● GIVEN PROBLEM:
Lines containing the word "text" are the ones to copy from the records below.

[Stored data]
○ ○ ○ ○ ○
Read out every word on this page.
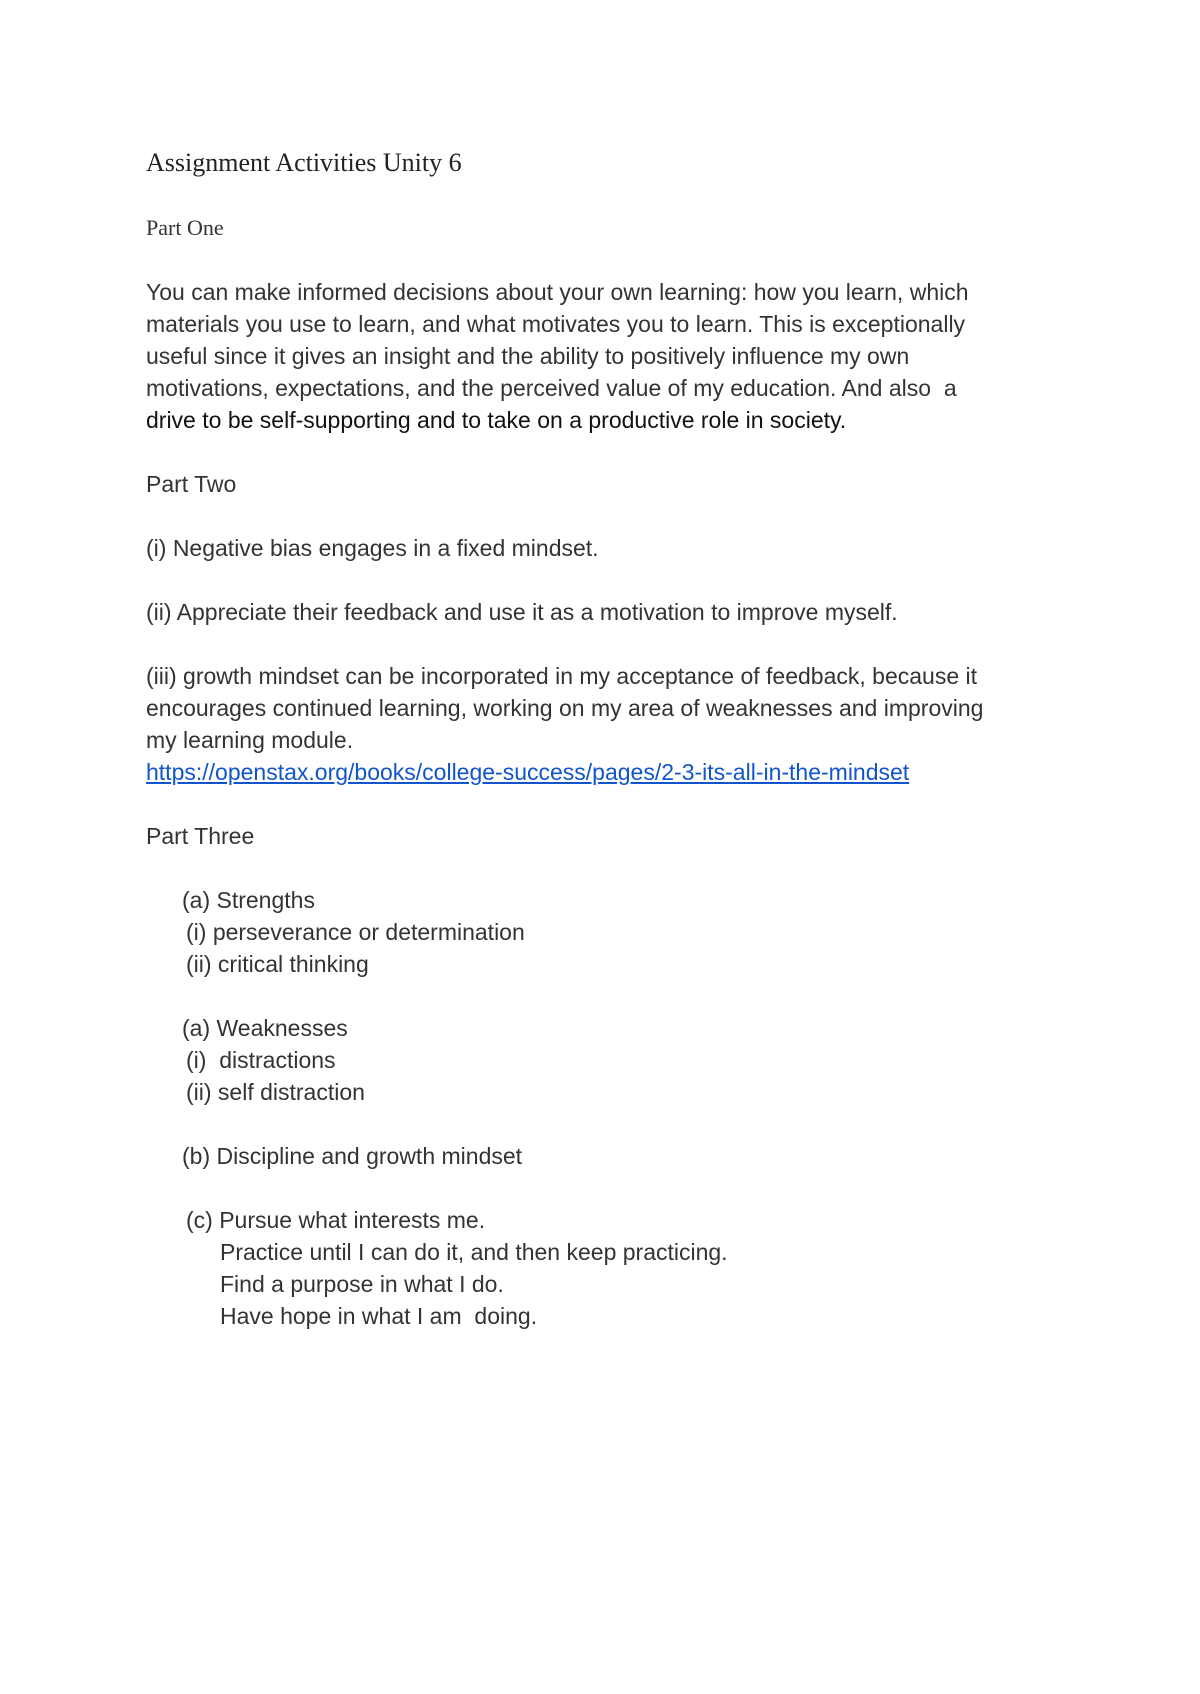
Assignment Activities Unity 6
Part One
You can make informed decisions about your own learning: how you learn, which
materials you use to learn, and what motivates you to learn. This is exceptionally
useful since it gives an insight and the ability to positively influence my own
motivations, expectations, and the perceived value of my education. And also  a
drive to be self-supporting and to take on a productive role in society.
Part Two
(i) Negative bias engages in a fixed mindset.
(ii) Appreciate their feedback and use it as a motivation to improve myself.
(iii) growth mindset can be incorporated in my acceptance of feedback, because it
encourages continued learning, working on my area of weaknesses and improving
my learning module.
https://openstax.org/books/college-success/pages/2-3-its-all-in-the-mindset
Part Three
(a) Strengths
(i) perseverance or determination
(ii) critical thinking
(a) Weaknesses
(i)  distractions
(ii) self distraction
(b) Discipline and growth mindset
(c) Pursue what interests me.
Practice until I can do it, and then keep practicing.
Find a purpose in what I do.
Have hope in what I am  doing.
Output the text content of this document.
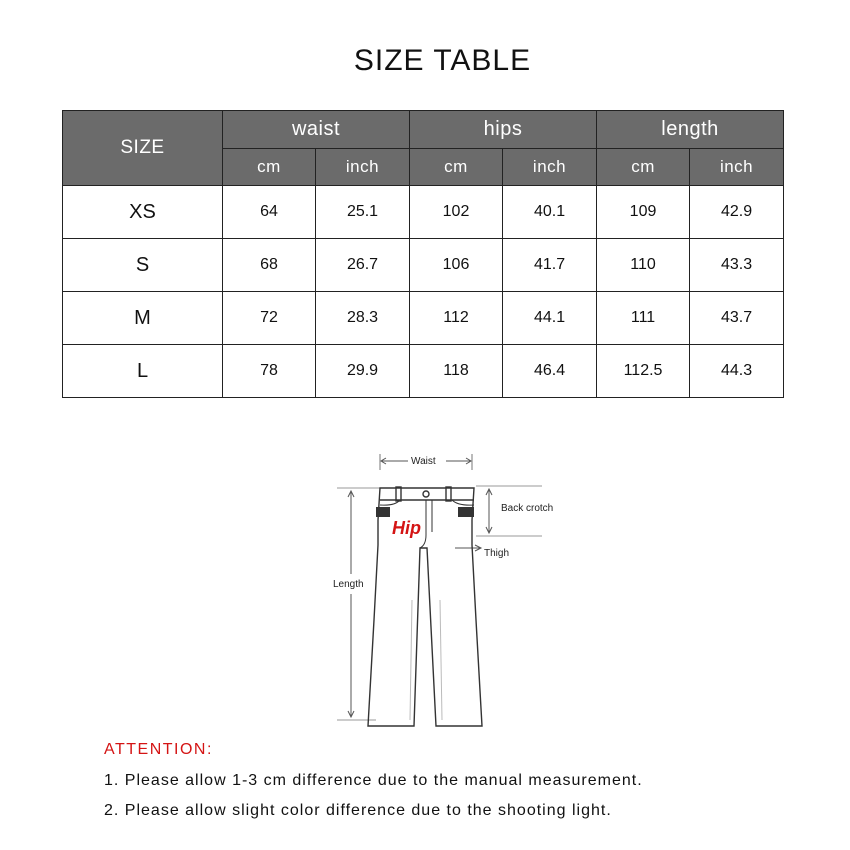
SIZE TABLE
SIZE	waist		hips		length	
	cm	inch	cm	inch	cm	inch
XS	64	25.1	102	40.1	109	42.9
S	68	26.7	106	41.7	110	43.3
M	72	28.3	112	44.1	111	43.7
L	78	29.9	118	46.4	112.5	44.3
Waist
Back crotch
Thigh
Length
Hip
ATTENTION:
1. Please allow 1-3 cm difference due to the manual measurement.
2. Please allow slight color difference due to the shooting light.
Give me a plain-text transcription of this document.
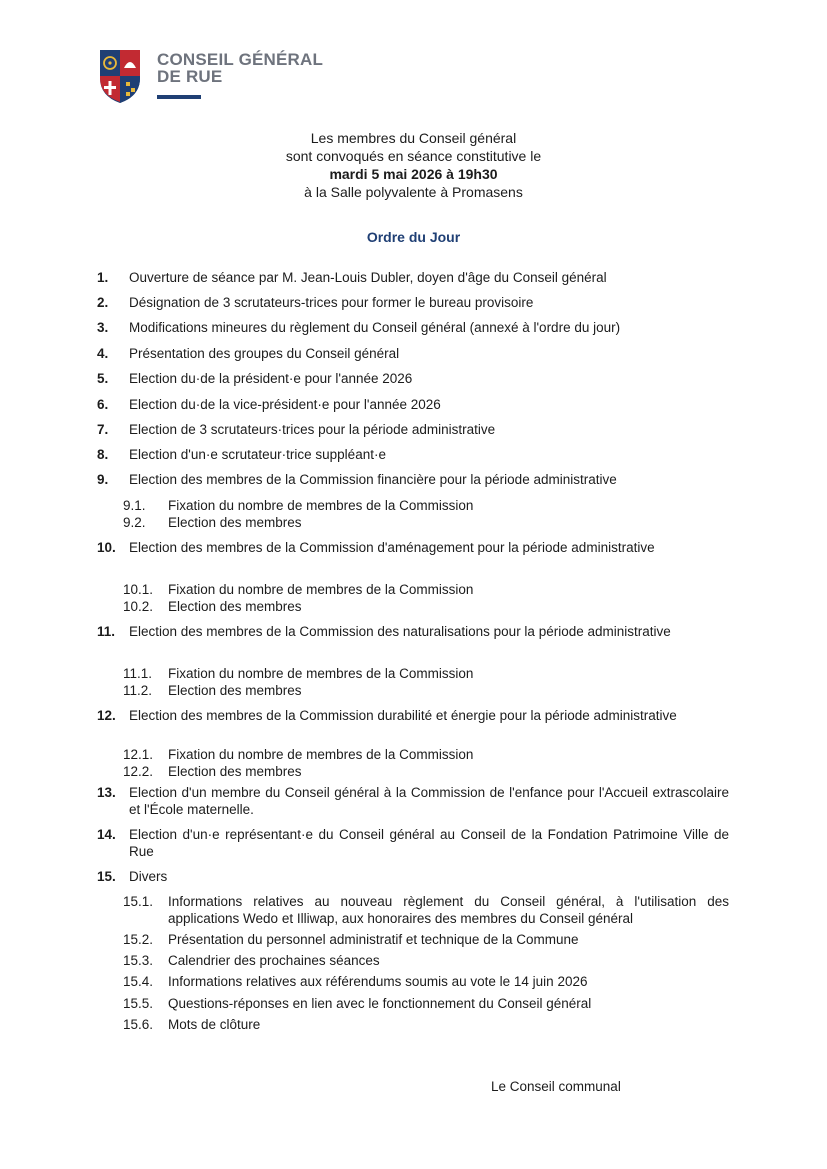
CONSEIL GÉNÉRAL
DE RUE
Les membres du Conseil général
sont convoqués en séance constitutive le
mardi 5 mai 2026 à 19h30
à la Salle polyvalente à Promasens
Ordre du Jour
1. Ouverture de séance par M. Jean-Louis Dubler, doyen d'âge du Conseil général
2. Désignation de 3 scrutateurs-trices pour former le bureau provisoire
3. Modifications mineures du règlement du Conseil général (annexé à l'ordre du jour)
4. Présentation des groupes du Conseil général
5. Election du·de la président·e pour l'année 2026
6. Election du·de la vice-président·e pour l'année 2026
7. Election de 3 scrutateurs·trices pour la période administrative
8. Election d'un·e scrutateur·trice suppléant·e
9. Election des membres de la Commission financière pour la période administrative
9.1. Fixation du nombre de membres de la Commission
9.2. Election des membres
10. Election des membres de la Commission d'aménagement pour la période administrative
10.1. Fixation du nombre de membres de la Commission
10.2. Election des membres
11. Election des membres de la Commission des naturalisations pour la période administrative
11.1. Fixation du nombre de membres de la Commission
11.2. Election des membres
12. Election des membres de la Commission durabilité et énergie pour la période administrative
12.1. Fixation du nombre de membres de la Commission
12.2. Election des membres
13. Election d'un membre du Conseil général à la Commission de l'enfance pour l'Accueil extrascolaire et l'École maternelle.
14. Election d'un·e représentant·e du Conseil général au Conseil de la Fondation Patrimoine Ville de Rue
15. Divers
15.1. Informations relatives au nouveau règlement du Conseil général, à l'utilisation des applications Wedo et Illiwap, aux honoraires des membres du Conseil général
15.2. Présentation du personnel administratif et technique de la Commune
15.3. Calendrier des prochaines séances
15.4. Informations relatives aux référendums soumis au vote le 14 juin 2026
15.5. Questions-réponses en lien avec le fonctionnement du Conseil général
15.6. Mots de clôture
Le Conseil communal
○ ○ ○ ○ ○
● CORRECT RESULT:
Output the text content of this document.
Give me a plain-text transcription of this document.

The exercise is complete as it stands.